--- START Excerpted records ---

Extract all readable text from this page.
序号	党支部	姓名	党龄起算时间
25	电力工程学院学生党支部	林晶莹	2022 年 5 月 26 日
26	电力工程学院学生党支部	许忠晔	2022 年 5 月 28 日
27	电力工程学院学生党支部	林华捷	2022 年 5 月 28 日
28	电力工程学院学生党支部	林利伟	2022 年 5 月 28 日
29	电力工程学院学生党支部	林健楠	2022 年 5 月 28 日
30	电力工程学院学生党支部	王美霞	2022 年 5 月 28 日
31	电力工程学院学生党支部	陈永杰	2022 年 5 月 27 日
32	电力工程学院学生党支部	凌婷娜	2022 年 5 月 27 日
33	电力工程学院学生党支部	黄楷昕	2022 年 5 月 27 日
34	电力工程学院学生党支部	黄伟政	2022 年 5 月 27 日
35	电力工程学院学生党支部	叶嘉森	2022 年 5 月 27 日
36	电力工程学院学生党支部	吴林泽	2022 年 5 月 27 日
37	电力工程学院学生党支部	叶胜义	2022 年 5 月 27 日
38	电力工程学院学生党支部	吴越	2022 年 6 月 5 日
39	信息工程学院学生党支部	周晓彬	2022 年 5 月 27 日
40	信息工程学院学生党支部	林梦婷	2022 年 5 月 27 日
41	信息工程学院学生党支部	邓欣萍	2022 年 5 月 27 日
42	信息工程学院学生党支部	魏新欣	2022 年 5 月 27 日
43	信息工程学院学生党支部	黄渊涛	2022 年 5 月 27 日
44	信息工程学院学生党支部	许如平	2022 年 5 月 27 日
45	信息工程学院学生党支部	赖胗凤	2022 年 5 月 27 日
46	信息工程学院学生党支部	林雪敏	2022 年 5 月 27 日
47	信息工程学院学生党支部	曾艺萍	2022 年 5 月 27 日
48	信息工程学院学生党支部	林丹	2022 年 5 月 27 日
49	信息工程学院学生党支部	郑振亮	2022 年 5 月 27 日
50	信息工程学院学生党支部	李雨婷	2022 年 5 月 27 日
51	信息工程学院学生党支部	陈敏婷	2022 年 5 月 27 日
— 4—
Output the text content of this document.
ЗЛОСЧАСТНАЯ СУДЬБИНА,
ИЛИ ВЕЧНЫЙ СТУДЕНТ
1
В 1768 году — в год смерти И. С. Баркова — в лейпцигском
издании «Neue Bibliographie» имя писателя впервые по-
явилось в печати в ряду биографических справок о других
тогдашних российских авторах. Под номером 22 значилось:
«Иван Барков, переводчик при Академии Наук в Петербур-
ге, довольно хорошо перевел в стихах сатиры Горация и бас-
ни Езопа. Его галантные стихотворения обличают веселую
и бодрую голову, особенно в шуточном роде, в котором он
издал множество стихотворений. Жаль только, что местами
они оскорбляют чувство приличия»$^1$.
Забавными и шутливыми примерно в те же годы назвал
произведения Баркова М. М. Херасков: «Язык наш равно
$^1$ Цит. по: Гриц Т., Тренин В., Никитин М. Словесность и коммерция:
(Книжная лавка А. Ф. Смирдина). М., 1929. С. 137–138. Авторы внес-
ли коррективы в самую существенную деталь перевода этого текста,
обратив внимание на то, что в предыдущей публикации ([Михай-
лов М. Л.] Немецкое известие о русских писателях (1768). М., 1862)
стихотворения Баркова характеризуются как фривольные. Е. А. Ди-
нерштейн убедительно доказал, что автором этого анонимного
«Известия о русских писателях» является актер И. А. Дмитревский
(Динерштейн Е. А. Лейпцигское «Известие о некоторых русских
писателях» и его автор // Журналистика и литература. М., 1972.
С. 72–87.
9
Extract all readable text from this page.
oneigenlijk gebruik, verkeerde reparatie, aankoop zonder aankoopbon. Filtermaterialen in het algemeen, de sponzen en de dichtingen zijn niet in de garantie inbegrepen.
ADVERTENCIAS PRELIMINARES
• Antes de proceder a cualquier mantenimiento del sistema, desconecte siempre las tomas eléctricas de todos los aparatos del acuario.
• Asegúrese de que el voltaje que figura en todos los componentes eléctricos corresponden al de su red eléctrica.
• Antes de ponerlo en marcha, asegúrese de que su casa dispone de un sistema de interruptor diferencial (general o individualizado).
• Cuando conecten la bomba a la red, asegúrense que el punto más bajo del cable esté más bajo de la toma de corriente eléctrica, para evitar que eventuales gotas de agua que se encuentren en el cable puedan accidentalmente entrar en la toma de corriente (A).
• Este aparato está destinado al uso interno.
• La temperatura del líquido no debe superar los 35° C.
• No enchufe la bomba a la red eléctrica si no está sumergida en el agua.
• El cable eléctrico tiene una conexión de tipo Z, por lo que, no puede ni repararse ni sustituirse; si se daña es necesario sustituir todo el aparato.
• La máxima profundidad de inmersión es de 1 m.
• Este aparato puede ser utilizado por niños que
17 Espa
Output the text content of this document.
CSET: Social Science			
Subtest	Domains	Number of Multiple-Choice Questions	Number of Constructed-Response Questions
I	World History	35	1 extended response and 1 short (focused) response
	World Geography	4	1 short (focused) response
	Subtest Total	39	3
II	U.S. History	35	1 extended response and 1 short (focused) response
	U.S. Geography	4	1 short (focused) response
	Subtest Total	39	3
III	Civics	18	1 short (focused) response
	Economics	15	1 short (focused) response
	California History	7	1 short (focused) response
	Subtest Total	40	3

--- END Excerpted records ---

# Task prompt:
Check each line of the entries for the string "sistema". Copy the lines that have it.

# Response for this exercise:
• Antes de proceder a cualquier mantenimiento del sistema, desconecte siempre las tomas eléctricas de todos los aparatos del acuario.
• Antes de ponerlo en marcha, asegúrese de que su casa dispone de un sistema de interruptor diferencial (general o individualizado).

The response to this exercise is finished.